» Exercise
List every line in this data where the string "przetwarzania" occurs.

» Provided data

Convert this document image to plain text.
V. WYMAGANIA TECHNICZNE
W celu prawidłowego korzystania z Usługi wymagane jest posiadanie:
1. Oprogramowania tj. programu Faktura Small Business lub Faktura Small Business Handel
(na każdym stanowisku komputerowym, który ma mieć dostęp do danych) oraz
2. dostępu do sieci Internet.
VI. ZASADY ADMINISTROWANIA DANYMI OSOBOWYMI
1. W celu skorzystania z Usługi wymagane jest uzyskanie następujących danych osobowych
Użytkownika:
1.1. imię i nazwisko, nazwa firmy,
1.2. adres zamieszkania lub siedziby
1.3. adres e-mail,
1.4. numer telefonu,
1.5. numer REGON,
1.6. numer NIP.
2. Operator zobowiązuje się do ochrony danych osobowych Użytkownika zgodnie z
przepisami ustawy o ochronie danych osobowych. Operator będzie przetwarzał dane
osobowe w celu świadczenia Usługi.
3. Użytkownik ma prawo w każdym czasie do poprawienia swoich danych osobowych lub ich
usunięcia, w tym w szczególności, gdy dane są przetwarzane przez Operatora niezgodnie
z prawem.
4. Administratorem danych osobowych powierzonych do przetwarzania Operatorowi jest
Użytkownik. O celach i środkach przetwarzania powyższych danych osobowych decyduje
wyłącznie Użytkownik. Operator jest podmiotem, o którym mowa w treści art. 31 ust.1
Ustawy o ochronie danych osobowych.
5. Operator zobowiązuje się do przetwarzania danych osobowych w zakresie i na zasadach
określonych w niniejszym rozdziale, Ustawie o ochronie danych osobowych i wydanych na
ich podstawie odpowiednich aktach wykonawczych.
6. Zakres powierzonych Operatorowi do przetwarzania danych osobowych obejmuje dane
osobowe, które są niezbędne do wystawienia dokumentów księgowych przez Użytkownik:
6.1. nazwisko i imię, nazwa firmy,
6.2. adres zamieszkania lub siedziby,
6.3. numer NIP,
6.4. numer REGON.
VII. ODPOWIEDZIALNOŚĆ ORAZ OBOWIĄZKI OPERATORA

» Output of the task
4. Administratorem danych osobowych powierzonych do przetwarzania Operatorowi jest
Użytkownik. O celach i środkach przetwarzania powyższych danych osobowych decyduje
5. Operator zobowiązuje się do przetwarzania danych osobowych w zakresie i na zasadach
6. Zakres powierzonych Operatorowi do przetwarzania danych osobowych obejmuje dane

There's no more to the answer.